_WHAT IS REQUIRED:_
The word "increase" may appear in lines of the data below. Say how many lines hold it, giving only the number.

_DATA UNDER STUDY:_
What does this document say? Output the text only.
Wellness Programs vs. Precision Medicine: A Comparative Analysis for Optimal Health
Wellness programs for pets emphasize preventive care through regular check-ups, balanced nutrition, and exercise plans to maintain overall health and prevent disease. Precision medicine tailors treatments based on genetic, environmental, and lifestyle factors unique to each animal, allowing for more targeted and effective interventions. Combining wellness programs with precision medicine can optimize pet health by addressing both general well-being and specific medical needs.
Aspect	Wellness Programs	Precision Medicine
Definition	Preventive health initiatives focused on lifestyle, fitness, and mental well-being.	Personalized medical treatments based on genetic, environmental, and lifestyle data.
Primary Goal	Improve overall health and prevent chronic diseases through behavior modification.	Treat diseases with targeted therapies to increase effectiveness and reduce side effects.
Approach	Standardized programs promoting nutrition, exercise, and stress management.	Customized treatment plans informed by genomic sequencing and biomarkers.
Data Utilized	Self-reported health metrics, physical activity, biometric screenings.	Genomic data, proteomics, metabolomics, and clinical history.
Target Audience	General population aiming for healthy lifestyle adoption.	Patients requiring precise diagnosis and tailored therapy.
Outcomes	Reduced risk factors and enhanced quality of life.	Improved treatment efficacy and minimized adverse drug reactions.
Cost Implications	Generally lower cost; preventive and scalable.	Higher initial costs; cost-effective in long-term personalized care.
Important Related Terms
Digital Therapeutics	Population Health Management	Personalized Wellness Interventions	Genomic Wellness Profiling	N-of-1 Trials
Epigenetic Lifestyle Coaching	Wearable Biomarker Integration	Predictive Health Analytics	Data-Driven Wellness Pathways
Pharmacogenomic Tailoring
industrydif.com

==

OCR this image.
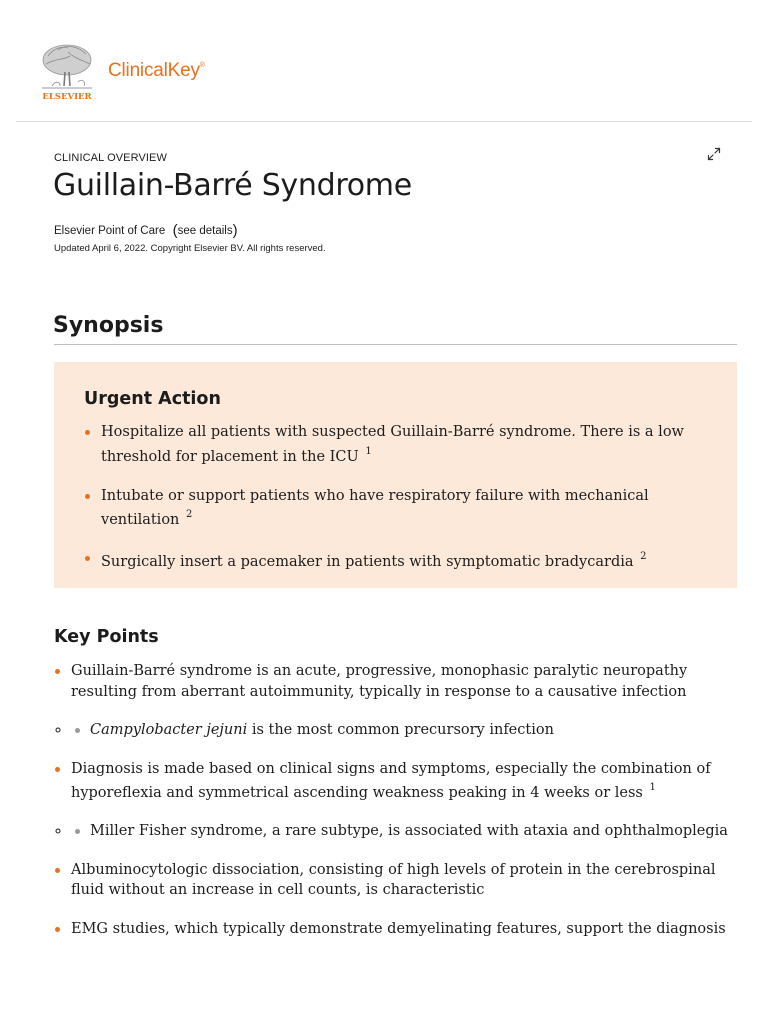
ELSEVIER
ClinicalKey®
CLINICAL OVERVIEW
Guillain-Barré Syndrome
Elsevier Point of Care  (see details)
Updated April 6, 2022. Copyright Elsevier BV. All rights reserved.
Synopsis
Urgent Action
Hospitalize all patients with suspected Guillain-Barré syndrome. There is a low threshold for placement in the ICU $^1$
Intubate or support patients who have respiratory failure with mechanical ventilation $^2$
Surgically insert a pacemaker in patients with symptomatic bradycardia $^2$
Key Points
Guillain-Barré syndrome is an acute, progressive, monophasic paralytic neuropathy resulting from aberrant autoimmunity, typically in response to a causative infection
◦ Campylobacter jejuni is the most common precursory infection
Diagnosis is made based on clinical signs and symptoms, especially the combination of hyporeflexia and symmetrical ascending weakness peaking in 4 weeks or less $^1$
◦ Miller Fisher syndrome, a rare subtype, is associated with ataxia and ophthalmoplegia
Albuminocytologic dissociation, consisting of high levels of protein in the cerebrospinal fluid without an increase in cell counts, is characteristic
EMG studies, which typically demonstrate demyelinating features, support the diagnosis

_SOLUTION TO THE PROBLEM:_
2